◆ **Set exercise**
Below is a block of data; give all of it again word for word.

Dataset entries
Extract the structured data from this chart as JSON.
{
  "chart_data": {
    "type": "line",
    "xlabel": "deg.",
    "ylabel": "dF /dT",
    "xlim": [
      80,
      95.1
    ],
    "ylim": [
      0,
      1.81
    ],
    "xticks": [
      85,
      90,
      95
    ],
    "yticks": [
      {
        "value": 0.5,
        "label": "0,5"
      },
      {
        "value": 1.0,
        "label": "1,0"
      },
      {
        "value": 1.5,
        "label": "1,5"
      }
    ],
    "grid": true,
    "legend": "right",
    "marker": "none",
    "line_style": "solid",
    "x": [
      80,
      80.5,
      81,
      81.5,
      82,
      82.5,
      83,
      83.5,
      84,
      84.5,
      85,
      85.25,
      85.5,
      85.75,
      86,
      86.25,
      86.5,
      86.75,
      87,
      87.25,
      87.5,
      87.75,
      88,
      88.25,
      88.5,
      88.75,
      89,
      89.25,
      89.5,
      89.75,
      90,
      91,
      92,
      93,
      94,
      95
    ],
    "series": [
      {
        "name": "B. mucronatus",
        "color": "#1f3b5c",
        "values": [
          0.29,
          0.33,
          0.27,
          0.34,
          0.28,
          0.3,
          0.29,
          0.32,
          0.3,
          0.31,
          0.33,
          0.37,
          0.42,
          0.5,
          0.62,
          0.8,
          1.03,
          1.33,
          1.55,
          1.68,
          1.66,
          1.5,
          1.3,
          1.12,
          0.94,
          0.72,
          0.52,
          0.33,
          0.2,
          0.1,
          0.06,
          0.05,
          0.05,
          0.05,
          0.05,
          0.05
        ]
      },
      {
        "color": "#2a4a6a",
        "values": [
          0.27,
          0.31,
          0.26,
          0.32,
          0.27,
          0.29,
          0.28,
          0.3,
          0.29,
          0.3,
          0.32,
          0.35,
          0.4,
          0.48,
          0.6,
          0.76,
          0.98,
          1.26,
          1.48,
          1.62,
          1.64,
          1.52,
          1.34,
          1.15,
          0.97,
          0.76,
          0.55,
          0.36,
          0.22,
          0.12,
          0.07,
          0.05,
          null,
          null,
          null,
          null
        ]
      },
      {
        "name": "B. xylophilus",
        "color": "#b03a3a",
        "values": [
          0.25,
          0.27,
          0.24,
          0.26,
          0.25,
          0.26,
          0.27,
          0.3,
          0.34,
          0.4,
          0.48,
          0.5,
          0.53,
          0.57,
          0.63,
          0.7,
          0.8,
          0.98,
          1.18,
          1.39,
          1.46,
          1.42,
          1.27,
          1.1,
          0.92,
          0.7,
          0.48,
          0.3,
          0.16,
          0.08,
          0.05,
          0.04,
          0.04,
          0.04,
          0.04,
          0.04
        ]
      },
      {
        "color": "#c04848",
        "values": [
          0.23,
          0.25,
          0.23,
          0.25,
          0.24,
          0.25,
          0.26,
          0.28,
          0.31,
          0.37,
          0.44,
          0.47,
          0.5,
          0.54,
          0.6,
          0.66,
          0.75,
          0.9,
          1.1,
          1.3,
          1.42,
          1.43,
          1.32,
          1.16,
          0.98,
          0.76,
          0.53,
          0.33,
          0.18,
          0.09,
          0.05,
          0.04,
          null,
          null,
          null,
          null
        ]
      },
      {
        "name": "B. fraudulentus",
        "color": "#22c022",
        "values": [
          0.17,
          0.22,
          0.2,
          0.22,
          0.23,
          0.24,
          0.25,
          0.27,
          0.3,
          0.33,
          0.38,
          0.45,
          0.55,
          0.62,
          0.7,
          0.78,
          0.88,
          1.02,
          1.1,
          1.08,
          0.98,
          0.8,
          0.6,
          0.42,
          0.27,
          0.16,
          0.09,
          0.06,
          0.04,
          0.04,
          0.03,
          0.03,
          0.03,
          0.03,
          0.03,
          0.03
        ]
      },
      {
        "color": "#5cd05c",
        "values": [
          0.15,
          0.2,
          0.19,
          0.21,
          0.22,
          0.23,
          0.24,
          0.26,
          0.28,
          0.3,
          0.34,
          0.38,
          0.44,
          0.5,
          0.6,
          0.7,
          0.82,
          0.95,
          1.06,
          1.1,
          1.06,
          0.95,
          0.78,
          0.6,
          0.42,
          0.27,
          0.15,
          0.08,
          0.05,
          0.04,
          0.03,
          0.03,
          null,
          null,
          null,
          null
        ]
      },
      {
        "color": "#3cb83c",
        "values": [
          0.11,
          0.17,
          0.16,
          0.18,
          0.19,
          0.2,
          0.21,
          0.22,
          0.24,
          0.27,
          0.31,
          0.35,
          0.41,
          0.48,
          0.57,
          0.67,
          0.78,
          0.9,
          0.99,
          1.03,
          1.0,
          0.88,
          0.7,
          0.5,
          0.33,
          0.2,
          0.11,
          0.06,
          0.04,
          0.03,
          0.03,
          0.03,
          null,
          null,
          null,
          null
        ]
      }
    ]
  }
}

◆ **Output of the exercise**
Extract the structured data from this chart as JSON.
{
  "chart_data": {
    "type": "line",
    "xlabel": "deg.",
    "ylabel": "dF /dT",
    "xlim": [
      80,
      95.1
    ],
    "ylim": [
      0,
      1.81
    ],
    "xticks": [
      85,
      90,
      95
    ],
    "yticks": [
      {
        "value": 0.5,
        "label": "0,5"
      },
      {
        "value": 1.0,
        "label": "1,0"
      },
      {
        "value": 1.5,
        "label": "1,5"
      }
    ],
    "grid": true,
    "legend": "right",
    "marker": "none",
    "line_style": "solid",
    "x": [
      80,
      80.5,
      81,
      81.5,
      82,
      82.5,
      83,
      83.5,
      84,
      84.5,
      85,
      85.25,
      85.5,
      85.75,
      86,
      86.25,
      86.5,
      86.75,
      87,
      87.25,
      87.5,
      87.75,
      88,
      88.25,
      88.5,
      88.75,
      89,
      89.25,
      89.5,
      89.75,
      90,
      91,
      92,
      93,
      94,
      95
    ],
    "series": [
      {
        "name": "B. mucronatus",
        "color": "#1f3b5c",
        "values": [
          0.29,
          0.33,
          0.27,
          0.34,
          0.28,
          0.3,
          0.29,
          0.32,
          0.3,
          0.31,
          0.33,
          0.37,
          0.42,
          0.5,
          0.62,
          0.8,
          1.03,
          1.33,
          1.55,
          1.68,
          1.66,
          1.5,
          1.3,
          1.12,
          0.94,
          0.72,
          0.52,
          0.33,
          0.2,
          0.1,
          0.06,
          0.05,
          0.05,
          0.05,
          0.05,
          0.05
        ]
      },
      {
        "color": "#2a4a6a",
        "values": [
          0.27,
          0.31,
          0.26,
          0.32,
          0.27,
          0.29,
          0.28,
          0.3,
          0.29,
          0.3,
          0.32,
          0.35,
          0.4,
          0.48,
          0.6,
          0.76,
          0.98,
          1.26,
          1.48,
          1.62,
          1.64,
          1.52,
          1.34,
          1.15,
          0.97,
          0.76,
          0.55,
          0.36,
          0.22,
          0.12,
          0.07,
          0.05,
          null,
          null,
          null,
          null
        ]
      },
      {
        "name": "B. xylophilus",
        "color": "#b03a3a",
        "values": [
          0.25,
          0.27,
          0.24,
          0.26,
          0.25,
          0.26,
          0.27,
          0.3,
          0.34,
          0.4,
          0.48,
          0.5,
          0.53,
          0.57,
          0.63,
          0.7,
          0.8,
          0.98,
          1.18,
          1.39,
          1.46,
          1.42,
          1.27,
          1.1,
          0.92,
          0.7,
          0.48,
          0.3,
          0.16,
          0.08,
          0.05,
          0.04,
          0.04,
          0.04,
          0.04,
          0.04
        ]
      },
      {
        "color": "#c04848",
        "values": [
          0.23,
          0.25,
          0.23,
          0.25,
          0.24,
          0.25,
          0.26,
          0.28,
          0.31,
          0.37,
          0.44,
          0.47,
          0.5,
          0.54,
          0.6,
          0.66,
          0.75,
          0.9,
          1.1,
          1.3,
          1.42,
          1.43,
          1.32,
          1.16,
          0.98,
          0.76,
          0.53,
          0.33,
          0.18,
          0.09,
          0.05,
          0.04,
          null,
          null,
          null,
          null
        ]
      },
      {
        "name": "B. fraudulentus",
        "color": "#22c022",
        "values": [
          0.17,
          0.22,
          0.2,
          0.22,
          0.23,
          0.24,
          0.25,
          0.27,
          0.3,
          0.33,
          0.38,
          0.45,
          0.55,
          0.62,
          0.7,
          0.78,
          0.88,
          1.02,
          1.1,
          1.08,
          0.98,
          0.8,
          0.6,
          0.42,
          0.27,
          0.16,
          0.09,
          0.06,
          0.04,
          0.04,
          0.03,
          0.03,
          0.03,
          0.03,
          0.03,
          0.03
        ]
      },
      {
        "color": "#5cd05c",
        "values": [
          0.15,
          0.2,
          0.19,
          0.21,
          0.22,
          0.23,
          0.24,
          0.26,
          0.28,
          0.3,
          0.34,
          0.38,
          0.44,
          0.5,
          0.6,
          0.7,
          0.82,
          0.95,
          1.06,
          1.1,
          1.06,
          0.95,
          0.78,
          0.6,
          0.42,
          0.27,
          0.15,
          0.08,
          0.05,
          0.04,
          0.03,
          0.03,
          null,
          null,
          null,
          null
        ]
      },
      {
        "color": "#3cb83c",
        "values": [
          0.11,
          0.17,
          0.16,
          0.18,
          0.19,
          0.2,
          0.21,
          0.22,
          0.24,
          0.27,
          0.31,
          0.35,
          0.41,
          0.48,
          0.57,
          0.67,
          0.78,
          0.9,
          0.99,
          1.03,
          1.0,
          0.88,
          0.7,
          0.5,
          0.33,
          0.2,
          0.11,
          0.06,
          0.04,
          0.03,
          0.03,
          0.03,
          null,
          null,
          null,
          null
        ]
      }
    ]
  }
}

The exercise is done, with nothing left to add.